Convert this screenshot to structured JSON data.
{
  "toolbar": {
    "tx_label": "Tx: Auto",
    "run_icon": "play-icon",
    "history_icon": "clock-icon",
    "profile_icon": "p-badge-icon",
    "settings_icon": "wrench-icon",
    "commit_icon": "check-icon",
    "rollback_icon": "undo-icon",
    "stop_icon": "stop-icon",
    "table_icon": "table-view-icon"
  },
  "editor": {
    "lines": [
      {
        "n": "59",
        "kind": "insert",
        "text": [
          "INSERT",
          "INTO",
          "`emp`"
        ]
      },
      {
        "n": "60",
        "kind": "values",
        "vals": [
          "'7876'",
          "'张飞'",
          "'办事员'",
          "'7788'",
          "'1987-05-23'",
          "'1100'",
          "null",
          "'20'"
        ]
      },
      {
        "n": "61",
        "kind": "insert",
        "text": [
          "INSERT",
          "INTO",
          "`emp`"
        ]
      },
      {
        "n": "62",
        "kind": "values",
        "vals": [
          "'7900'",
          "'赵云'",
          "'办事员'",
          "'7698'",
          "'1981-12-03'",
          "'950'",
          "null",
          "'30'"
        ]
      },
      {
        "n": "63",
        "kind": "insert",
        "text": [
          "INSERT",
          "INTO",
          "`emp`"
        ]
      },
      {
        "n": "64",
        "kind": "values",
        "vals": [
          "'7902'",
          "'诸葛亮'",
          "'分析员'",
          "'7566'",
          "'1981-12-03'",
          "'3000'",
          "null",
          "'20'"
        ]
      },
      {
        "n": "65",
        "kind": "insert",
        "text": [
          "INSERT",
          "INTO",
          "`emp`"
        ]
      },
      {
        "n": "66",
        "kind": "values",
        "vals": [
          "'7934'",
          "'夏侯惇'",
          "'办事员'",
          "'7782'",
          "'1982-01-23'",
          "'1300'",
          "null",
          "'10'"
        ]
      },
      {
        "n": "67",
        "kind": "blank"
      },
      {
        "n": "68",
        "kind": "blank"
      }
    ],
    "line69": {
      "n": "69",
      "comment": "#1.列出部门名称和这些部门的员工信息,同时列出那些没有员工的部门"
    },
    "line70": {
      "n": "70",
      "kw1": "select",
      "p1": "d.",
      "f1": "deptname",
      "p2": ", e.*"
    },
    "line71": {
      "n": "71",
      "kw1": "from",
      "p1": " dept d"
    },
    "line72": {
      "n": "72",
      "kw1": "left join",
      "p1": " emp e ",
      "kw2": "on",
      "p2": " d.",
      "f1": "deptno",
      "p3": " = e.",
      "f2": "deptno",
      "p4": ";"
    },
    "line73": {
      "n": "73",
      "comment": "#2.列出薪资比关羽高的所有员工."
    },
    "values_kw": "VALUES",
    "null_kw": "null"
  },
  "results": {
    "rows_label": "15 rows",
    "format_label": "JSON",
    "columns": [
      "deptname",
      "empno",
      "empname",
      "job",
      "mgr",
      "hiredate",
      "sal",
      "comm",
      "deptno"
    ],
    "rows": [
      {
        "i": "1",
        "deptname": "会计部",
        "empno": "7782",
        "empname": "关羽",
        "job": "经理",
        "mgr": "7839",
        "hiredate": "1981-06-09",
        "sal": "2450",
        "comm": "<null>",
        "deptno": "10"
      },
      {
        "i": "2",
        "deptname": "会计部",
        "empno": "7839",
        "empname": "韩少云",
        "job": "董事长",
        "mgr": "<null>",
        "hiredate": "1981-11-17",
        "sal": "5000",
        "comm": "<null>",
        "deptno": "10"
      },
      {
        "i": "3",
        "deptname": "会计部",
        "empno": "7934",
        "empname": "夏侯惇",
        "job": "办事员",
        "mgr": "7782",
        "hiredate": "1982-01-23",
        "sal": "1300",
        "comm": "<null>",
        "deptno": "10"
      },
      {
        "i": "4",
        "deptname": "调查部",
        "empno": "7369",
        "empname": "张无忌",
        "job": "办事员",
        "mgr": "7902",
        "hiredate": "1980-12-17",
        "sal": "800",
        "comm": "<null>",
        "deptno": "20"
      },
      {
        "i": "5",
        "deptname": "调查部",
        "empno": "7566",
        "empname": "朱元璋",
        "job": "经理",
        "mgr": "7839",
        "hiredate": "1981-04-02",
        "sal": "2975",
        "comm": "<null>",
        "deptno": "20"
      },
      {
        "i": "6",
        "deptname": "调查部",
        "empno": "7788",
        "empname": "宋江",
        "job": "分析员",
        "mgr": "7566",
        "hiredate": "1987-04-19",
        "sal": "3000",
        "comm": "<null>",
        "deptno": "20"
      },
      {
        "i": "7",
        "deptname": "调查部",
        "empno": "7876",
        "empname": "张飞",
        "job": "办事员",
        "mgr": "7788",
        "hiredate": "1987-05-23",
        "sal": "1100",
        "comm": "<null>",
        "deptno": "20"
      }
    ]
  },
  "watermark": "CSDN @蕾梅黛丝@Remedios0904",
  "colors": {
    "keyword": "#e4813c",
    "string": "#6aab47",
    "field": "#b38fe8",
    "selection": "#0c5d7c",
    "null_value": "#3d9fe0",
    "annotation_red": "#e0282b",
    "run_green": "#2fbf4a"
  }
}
• • • • •
Exercise details:
Look through the data above. Copy every line with the string "icon" in it.

Output:
    "run_icon": "play-icon",
    "history_icon": "clock-icon",
    "profile_icon": "p-badge-icon",
    "settings_icon": "wrench-icon",
    "commit_icon": "check-icon",
    "rollback_icon": "undo-icon",
    "stop_icon": "stop-icon",
    "table_icon": "table-view-icon"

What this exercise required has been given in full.